* _Stated problem_:
Exclude all pictures, then copy each of the records exactly as written.
********
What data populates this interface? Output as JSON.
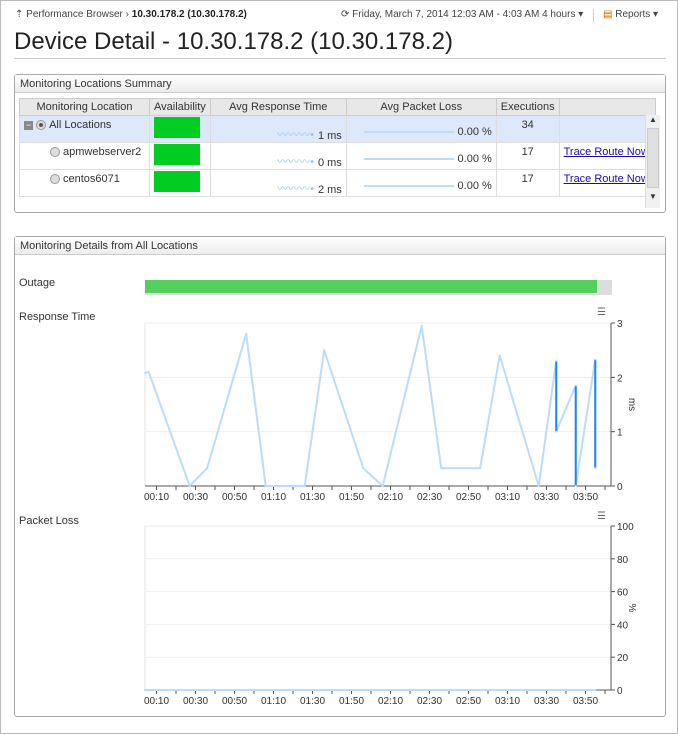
{
  "breadcrumb": {
    "parent": "Performance Browser",
    "current": "10.30.178.2 (10.30.178.2)"
  },
  "time_range": {
    "label": "Friday, March 7, 2014 12:03 AM - 4:03 AM",
    "duration": "4 hours"
  },
  "reports_label": "Reports",
  "page_title": "Device Detail - 10.30.178.2 (10.30.178.2)",
  "summary": {
    "title": "Monitoring Locations Summary",
    "columns": [
      "Monitoring Location",
      "Availability",
      "Avg Response Time",
      "Avg Packet Loss",
      "Executions",
      ""
    ],
    "rows": [
      {
        "location": "All Locations",
        "response": "1 ms",
        "loss": "0.00 %",
        "executions": "34",
        "action": "",
        "selected": true
      },
      {
        "location": "apmwebserver2",
        "response": "0 ms",
        "loss": "0.00 %",
        "executions": "17",
        "action": "Trace Route Now",
        "selected": false
      },
      {
        "location": "centos6071",
        "response": "2 ms",
        "loss": "0.00 %",
        "executions": "17",
        "action": "Trace Route Now",
        "selected": false
      }
    ]
  },
  "details": {
    "title": "Monitoring Details from All Locations",
    "outage_label": "Outage",
    "response_label": "Response Time",
    "loss_label": "Packet Loss"
  },
  "colors": {
    "availability": "#00cc22",
    "outage": "#55d05e",
    "line_light": "#bcdcfa",
    "line_dark": "#1e88e5"
  },
  "chart_data": [
    {
      "type": "line",
      "ylabel": "ms",
      "ylim": [
        0,
        3
      ],
      "yticks": [
        "0",
        "1",
        "2",
        "3"
      ],
      "xticks": [
        "00:10",
        "00:30",
        "00:50",
        "01:10",
        "01:30",
        "01:50",
        "02:10",
        "02:30",
        "02:50",
        "03:10",
        "03:30",
        "03:50"
      ],
      "x": [
        "00:04",
        "00:06",
        "00:27",
        "00:36",
        "00:56",
        "01:06",
        "01:26",
        "01:36",
        "01:56",
        "02:06",
        "02:26",
        "02:36",
        "02:56",
        "03:06",
        "03:26",
        "03:35",
        "03:35",
        "03:45",
        "03:45",
        "03:55",
        "03:55"
      ],
      "y": [
        2.08,
        2.1,
        0,
        0.33,
        2.8,
        0,
        0,
        2.5,
        0.33,
        0,
        2.95,
        0.33,
        0.33,
        2.4,
        0,
        2.3,
        1.0,
        1.85,
        0,
        2.33,
        0.33
      ]
    },
    {
      "type": "line",
      "ylabel": "%",
      "ylim": [
        0,
        100
      ],
      "yticks": [
        "0",
        "20",
        "40",
        "60",
        "80",
        "100"
      ],
      "xticks": [
        "00:10",
        "00:30",
        "00:50",
        "01:10",
        "01:30",
        "01:50",
        "02:10",
        "02:30",
        "02:50",
        "03:10",
        "03:30",
        "03:50"
      ],
      "x": [
        "00:04",
        "03:55"
      ],
      "y": [
        0,
        0
      ]
    }
  ]
}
********
* _Answer to this problem_:
What data populates this interface? Output as JSON.
{
  "breadcrumb": {
    "parent": "Performance Browser",
    "current": "10.30.178.2 (10.30.178.2)"
  },
  "time_range": {
    "label": "Friday, March 7, 2014 12:03 AM - 4:03 AM",
    "duration": "4 hours"
  },
  "reports_label": "Reports",
  "page_title": "Device Detail - 10.30.178.2 (10.30.178.2)",
  "summary": {
    "title": "Monitoring Locations Summary",
    "columns": [
      "Monitoring Location",
      "Availability",
      "Avg Response Time",
      "Avg Packet Loss",
      "Executions",
      ""
    ],
    "rows": [
      {
        "location": "All Locations",
        "response": "1 ms",
        "loss": "0.00 %",
        "executions": "34",
        "action": "",
        "selected": true
      },
      {
        "location": "apmwebserver2",
        "response": "0 ms",
        "loss": "0.00 %",
        "executions": "17",
        "action": "Trace Route Now",
        "selected": false
      },
      {
        "location": "centos6071",
        "response": "2 ms",
        "loss": "0.00 %",
        "executions": "17",
        "action": "Trace Route Now",
        "selected": false
      }
    ]
  },
  "details": {
    "title": "Monitoring Details from All Locations",
    "outage_label": "Outage",
    "response_label": "Response Time",
    "loss_label": "Packet Loss"
  },
  "colors": {
    "availability": "#00cc22",
    "outage": "#55d05e",
    "line_light": "#bcdcfa",
    "line_dark": "#1e88e5"
  },
  "chart_data": [
    {
      "type": "line",
      "ylabel": "ms",
      "ylim": [
        0,
        3
      ],
      "yticks": [
        "0",
        "1",
        "2",
        "3"
      ],
      "xticks": [
        "00:10",
        "00:30",
        "00:50",
        "01:10",
        "01:30",
        "01:50",
        "02:10",
        "02:30",
        "02:50",
        "03:10",
        "03:30",
        "03:50"
      ],
      "x": [
        "00:04",
        "00:06",
        "00:27",
        "00:36",
        "00:56",
        "01:06",
        "01:26",
        "01:36",
        "01:56",
        "02:06",
        "02:26",
        "02:36",
        "02:56",
        "03:06",
        "03:26",
        "03:35",
        "03:35",
        "03:45",
        "03:45",
        "03:55",
        "03:55"
      ],
      "y": [
        2.08,
        2.1,
        0,
        0.33,
        2.8,
        0,
        0,
        2.5,
        0.33,
        0,
        2.95,
        0.33,
        0.33,
        2.4,
        0,
        2.3,
        1.0,
        1.85,
        0,
        2.33,
        0.33
      ]
    },
    {
      "type": "line",
      "ylabel": "%",
      "ylim": [
        0,
        100
      ],
      "yticks": [
        "0",
        "20",
        "40",
        "60",
        "80",
        "100"
      ],
      "xticks": [
        "00:10",
        "00:30",
        "00:50",
        "01:10",
        "01:30",
        "01:50",
        "02:10",
        "02:30",
        "02:50",
        "03:10",
        "03:30",
        "03:50"
      ],
      "x": [
        "00:04",
        "03:55"
      ],
      "y": [
        0,
        0
      ]
    }
  ]
}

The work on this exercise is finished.